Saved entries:
◆ ◆ ◆

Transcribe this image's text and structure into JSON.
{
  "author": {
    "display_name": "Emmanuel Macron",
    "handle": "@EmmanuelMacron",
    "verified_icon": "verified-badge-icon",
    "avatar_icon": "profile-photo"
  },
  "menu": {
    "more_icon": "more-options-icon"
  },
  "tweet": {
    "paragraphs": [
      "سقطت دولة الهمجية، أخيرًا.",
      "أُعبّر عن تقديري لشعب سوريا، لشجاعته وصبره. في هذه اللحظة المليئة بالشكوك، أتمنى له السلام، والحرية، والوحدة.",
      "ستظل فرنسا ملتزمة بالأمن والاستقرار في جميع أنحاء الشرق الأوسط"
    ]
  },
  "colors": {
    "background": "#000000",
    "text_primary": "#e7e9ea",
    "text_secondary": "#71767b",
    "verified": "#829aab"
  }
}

◆ ◆ ◆

STATED EXERCISE.
Check all the records above and select each line where the string "verified" is found.

EXERCISE OUTPUT.
    "verified_icon": "verified-badge-icon",
    "verified": "#829aab"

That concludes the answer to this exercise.